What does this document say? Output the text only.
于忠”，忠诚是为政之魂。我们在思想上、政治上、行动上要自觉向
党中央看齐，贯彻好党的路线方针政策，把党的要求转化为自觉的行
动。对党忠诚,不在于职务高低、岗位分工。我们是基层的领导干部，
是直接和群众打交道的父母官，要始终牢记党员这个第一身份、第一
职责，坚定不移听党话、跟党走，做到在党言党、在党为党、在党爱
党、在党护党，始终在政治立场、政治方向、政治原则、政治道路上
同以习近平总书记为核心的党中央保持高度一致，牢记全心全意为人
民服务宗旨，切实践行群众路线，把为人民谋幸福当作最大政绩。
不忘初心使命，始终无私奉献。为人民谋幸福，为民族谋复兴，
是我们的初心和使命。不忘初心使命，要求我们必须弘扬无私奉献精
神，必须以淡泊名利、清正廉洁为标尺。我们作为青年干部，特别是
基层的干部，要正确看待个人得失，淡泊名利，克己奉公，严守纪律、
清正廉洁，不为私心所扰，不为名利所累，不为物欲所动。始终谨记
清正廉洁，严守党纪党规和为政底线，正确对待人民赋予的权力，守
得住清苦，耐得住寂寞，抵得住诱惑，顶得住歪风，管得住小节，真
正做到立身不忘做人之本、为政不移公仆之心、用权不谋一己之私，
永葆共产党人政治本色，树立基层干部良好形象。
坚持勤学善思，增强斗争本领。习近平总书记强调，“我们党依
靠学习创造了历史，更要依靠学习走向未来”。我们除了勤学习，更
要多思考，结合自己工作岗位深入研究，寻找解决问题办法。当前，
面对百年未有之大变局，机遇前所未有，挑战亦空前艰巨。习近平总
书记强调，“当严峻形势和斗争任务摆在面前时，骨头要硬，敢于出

# # # #

To do: Without leaving anything out, quote all the data.

Finished exercise:
What does this document say? Output the text only.
于忠”，忠诚是为政之魂。我们在思想上、政治上、行动上要自觉向
党中央看齐，贯彻好党的路线方针政策，把党的要求转化为自觉的行
动。对党忠诚,不在于职务高低、岗位分工。我们是基层的领导干部，
是直接和群众打交道的父母官，要始终牢记党员这个第一身份、第一
职责，坚定不移听党话、跟党走，做到在党言党、在党为党、在党爱
党、在党护党，始终在政治立场、政治方向、政治原则、政治道路上
同以习近平总书记为核心的党中央保持高度一致，牢记全心全意为人
民服务宗旨，切实践行群众路线，把为人民谋幸福当作最大政绩。
不忘初心使命，始终无私奉献。为人民谋幸福，为民族谋复兴，
是我们的初心和使命。不忘初心使命，要求我们必须弘扬无私奉献精
神，必须以淡泊名利、清正廉洁为标尺。我们作为青年干部，特别是
基层的干部，要正确看待个人得失，淡泊名利，克己奉公，严守纪律、
清正廉洁，不为私心所扰，不为名利所累，不为物欲所动。始终谨记
清正廉洁，严守党纪党规和为政底线，正确对待人民赋予的权力，守
得住清苦，耐得住寂寞，抵得住诱惑，顶得住歪风，管得住小节，真
正做到立身不忘做人之本、为政不移公仆之心、用权不谋一己之私，
永葆共产党人政治本色，树立基层干部良好形象。
坚持勤学善思，增强斗争本领。习近平总书记强调，“我们党依
靠学习创造了历史，更要依靠学习走向未来”。我们除了勤学习，更
要多思考，结合自己工作岗位深入研究，寻找解决问题办法。当前，
面对百年未有之大变局，机遇前所未有，挑战亦空前艰巨。习近平总
书记强调，“当严峻形势和斗争任务摆在面前时，骨头要硬，敢于出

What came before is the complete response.